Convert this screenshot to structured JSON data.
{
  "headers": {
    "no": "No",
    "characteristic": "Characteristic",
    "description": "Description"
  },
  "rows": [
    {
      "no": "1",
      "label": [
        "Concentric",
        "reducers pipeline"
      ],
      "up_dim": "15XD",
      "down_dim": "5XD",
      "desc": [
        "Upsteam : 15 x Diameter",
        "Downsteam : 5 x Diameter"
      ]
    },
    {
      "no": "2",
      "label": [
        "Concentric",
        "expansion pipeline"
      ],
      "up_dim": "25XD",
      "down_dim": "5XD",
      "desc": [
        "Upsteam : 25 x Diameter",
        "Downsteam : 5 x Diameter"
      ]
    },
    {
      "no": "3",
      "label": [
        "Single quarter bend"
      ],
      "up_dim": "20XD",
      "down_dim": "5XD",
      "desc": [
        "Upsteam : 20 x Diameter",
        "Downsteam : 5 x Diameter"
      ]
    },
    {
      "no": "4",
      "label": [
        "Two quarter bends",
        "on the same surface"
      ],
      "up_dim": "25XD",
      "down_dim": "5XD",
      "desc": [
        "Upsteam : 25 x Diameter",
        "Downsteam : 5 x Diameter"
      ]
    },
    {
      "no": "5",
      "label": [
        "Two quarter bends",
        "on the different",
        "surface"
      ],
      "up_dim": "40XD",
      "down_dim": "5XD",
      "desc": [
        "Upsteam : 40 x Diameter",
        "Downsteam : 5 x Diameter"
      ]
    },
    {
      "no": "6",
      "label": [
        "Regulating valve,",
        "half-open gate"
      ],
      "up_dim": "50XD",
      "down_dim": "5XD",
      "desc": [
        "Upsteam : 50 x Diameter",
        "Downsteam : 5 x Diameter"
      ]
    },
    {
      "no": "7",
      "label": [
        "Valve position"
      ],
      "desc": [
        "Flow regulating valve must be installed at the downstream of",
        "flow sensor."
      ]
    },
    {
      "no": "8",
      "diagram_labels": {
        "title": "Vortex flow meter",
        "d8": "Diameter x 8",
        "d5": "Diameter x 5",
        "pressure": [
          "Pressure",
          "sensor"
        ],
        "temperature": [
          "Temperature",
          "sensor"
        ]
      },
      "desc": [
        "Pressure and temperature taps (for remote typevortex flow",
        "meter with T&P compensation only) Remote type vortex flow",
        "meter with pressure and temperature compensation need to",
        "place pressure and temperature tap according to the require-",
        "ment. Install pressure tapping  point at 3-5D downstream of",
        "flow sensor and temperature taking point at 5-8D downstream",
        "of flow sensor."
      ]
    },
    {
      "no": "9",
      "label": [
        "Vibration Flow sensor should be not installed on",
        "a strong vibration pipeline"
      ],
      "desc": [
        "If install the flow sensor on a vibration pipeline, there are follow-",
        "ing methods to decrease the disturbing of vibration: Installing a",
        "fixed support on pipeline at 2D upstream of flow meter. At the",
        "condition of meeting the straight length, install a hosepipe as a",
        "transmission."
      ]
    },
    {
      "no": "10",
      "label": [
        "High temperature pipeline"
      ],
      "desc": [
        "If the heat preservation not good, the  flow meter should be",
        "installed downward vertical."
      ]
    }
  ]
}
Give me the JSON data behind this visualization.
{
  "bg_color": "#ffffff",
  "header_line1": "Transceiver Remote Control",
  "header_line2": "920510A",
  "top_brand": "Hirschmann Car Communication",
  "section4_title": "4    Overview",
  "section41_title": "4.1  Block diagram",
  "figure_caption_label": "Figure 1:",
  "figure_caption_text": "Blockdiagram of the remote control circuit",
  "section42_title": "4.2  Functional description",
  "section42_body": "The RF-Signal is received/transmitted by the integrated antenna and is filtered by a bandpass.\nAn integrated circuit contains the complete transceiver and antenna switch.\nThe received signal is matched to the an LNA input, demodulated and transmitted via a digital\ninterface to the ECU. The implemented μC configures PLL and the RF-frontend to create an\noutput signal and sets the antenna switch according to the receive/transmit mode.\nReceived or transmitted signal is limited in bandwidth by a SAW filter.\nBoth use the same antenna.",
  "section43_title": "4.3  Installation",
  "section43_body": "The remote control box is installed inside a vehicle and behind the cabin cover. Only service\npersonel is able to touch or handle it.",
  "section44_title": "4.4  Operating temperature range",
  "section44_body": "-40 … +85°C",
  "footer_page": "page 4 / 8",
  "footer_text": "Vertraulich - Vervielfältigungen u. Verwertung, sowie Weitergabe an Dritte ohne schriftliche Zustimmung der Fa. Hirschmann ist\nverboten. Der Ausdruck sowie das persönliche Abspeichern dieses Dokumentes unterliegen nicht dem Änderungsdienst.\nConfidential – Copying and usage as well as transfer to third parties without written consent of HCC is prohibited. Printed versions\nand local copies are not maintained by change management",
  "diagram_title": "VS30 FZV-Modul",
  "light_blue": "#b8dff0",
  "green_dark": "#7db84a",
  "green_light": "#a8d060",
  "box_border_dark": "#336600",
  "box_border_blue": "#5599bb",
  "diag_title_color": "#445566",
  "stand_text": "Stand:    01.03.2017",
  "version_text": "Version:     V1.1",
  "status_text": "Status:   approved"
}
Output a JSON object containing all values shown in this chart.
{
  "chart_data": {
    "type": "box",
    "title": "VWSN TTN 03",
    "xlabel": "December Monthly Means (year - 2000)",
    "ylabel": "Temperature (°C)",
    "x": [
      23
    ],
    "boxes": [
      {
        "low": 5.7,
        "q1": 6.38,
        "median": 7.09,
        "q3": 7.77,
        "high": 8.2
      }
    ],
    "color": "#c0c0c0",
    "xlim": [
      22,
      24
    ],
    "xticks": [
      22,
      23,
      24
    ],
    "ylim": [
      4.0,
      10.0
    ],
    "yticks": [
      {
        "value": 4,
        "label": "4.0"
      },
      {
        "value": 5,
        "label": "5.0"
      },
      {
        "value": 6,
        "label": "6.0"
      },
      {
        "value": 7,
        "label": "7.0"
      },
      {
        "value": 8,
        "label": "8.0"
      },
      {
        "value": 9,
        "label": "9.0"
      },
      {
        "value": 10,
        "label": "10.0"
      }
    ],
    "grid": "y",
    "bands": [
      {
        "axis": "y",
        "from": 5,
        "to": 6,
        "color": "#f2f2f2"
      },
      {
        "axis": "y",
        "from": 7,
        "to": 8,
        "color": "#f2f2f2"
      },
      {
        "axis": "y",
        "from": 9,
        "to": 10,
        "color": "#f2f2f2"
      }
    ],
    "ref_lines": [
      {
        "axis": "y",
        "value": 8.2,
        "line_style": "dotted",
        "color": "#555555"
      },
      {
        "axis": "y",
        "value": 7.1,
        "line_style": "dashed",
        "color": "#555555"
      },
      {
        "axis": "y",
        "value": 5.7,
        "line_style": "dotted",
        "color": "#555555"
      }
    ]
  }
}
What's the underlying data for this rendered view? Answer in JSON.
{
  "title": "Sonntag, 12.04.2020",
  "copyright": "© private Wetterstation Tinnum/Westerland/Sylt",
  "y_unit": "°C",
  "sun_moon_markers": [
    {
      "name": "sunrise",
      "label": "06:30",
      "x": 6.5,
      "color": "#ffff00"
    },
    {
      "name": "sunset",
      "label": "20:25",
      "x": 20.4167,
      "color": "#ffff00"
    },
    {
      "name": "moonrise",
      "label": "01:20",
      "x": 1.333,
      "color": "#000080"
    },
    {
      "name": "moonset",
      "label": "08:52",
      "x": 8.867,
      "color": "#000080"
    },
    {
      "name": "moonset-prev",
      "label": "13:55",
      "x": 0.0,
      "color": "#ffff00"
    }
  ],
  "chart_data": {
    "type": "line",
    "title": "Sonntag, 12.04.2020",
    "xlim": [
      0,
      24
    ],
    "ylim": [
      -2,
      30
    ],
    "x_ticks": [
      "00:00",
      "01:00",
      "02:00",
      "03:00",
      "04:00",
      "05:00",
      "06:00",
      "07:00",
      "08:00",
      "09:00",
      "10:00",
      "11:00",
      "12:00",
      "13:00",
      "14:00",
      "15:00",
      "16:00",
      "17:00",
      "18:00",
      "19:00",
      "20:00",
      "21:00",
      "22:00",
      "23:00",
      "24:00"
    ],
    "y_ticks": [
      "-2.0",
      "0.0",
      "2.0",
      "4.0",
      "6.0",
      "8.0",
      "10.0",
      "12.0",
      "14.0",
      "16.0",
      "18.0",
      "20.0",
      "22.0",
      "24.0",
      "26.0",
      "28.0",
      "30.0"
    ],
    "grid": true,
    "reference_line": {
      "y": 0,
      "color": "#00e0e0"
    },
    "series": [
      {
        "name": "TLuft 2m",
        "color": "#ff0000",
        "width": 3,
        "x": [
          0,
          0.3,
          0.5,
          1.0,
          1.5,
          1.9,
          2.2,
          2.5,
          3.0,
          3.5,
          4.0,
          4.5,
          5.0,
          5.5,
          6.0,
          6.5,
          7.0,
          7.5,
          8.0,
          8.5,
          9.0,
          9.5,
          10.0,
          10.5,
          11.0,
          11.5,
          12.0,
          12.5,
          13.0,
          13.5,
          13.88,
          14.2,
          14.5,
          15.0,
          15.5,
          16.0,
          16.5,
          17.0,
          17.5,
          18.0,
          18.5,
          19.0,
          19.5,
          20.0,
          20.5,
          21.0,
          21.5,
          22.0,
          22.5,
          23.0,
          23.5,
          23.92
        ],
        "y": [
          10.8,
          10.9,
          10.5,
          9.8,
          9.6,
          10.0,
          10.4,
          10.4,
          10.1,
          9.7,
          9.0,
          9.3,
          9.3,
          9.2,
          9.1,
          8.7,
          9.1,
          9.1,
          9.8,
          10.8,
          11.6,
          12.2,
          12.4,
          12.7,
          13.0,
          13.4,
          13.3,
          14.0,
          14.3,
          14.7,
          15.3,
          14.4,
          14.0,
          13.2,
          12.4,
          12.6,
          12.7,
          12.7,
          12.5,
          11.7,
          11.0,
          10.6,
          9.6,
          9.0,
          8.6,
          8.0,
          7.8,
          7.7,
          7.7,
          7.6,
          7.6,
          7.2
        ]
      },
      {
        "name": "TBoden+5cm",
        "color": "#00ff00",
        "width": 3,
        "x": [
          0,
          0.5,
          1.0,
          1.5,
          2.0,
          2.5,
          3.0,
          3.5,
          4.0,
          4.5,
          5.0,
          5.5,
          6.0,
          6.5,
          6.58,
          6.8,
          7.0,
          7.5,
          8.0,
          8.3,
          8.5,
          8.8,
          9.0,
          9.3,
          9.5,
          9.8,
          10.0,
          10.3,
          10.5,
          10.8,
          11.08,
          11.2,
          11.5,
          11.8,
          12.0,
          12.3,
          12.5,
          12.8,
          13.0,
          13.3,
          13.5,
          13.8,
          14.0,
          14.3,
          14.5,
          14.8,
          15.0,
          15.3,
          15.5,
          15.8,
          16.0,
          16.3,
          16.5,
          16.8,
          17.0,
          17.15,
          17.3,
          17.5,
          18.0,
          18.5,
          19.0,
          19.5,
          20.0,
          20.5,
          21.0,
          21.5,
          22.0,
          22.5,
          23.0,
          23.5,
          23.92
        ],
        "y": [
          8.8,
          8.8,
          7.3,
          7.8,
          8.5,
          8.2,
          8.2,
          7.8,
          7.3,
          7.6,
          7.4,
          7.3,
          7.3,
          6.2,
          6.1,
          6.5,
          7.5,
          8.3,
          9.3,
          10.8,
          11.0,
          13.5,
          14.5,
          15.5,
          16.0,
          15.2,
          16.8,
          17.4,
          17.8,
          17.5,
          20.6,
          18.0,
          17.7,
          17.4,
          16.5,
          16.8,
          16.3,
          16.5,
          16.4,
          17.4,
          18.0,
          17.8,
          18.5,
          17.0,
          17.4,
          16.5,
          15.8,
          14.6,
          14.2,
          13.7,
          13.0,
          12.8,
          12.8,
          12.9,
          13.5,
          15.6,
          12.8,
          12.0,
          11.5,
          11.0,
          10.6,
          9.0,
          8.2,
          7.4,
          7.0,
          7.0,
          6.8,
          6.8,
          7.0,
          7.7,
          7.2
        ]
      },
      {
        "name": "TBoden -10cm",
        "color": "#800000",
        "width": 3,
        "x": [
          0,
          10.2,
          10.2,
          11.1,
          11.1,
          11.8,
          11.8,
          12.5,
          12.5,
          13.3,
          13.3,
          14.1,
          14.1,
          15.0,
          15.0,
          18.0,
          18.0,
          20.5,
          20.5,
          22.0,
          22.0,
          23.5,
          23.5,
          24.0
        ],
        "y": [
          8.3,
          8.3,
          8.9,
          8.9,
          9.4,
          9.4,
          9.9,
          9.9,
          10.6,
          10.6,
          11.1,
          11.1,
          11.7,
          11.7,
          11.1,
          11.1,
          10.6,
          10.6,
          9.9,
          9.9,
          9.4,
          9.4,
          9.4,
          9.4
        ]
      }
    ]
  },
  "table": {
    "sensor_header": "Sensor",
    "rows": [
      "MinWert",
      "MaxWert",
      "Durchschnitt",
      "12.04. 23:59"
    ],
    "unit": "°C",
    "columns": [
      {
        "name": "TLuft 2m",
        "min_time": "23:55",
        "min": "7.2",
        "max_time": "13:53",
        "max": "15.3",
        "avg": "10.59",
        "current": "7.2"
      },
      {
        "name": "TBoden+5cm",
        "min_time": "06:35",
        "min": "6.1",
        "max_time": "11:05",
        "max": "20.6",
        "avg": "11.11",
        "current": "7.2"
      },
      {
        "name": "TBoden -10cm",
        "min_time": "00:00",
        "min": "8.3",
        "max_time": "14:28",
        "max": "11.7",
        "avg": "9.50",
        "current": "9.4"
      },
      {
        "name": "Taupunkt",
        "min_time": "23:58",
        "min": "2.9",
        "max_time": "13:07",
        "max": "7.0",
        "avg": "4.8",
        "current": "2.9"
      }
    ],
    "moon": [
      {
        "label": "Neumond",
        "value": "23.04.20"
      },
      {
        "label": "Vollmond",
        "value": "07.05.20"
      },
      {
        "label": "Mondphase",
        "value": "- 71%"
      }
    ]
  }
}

> **Do this**
What is the number of lines in the data above that include the word "Hirschmann"? Answer with that number only.

> **Response**
2